Stored items from a collection:
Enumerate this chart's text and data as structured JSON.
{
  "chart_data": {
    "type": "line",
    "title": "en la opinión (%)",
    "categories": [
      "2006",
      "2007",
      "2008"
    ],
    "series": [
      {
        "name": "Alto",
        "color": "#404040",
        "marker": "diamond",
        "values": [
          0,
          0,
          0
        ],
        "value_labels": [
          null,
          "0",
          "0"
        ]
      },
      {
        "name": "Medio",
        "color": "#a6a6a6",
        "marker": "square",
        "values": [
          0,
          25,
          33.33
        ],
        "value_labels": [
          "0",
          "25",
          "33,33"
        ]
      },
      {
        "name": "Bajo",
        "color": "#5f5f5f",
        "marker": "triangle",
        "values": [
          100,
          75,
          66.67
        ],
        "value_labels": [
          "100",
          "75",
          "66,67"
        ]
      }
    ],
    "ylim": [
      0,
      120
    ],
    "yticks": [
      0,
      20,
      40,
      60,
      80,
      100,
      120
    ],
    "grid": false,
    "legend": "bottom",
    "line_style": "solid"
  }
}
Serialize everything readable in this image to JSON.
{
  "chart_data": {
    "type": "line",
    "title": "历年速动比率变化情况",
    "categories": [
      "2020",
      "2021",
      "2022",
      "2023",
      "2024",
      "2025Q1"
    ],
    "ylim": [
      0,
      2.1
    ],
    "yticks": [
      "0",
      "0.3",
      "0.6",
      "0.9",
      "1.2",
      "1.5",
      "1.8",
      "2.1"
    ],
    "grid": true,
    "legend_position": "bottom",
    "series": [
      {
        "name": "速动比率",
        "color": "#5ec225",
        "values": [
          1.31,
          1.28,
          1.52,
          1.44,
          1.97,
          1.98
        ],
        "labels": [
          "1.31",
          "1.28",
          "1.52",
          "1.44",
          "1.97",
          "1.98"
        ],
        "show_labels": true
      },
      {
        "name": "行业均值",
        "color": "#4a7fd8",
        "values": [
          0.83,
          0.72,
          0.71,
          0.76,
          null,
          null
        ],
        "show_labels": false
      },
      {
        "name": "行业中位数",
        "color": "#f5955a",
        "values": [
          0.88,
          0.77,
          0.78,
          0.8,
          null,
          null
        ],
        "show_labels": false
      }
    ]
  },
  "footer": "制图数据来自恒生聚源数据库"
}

> AIM
In the records above, locate every line with the string "this" and copy it.

> RESULT
Enumerate this chart's text and data as structured JSON.
Serialize everything readable in this image to JSON.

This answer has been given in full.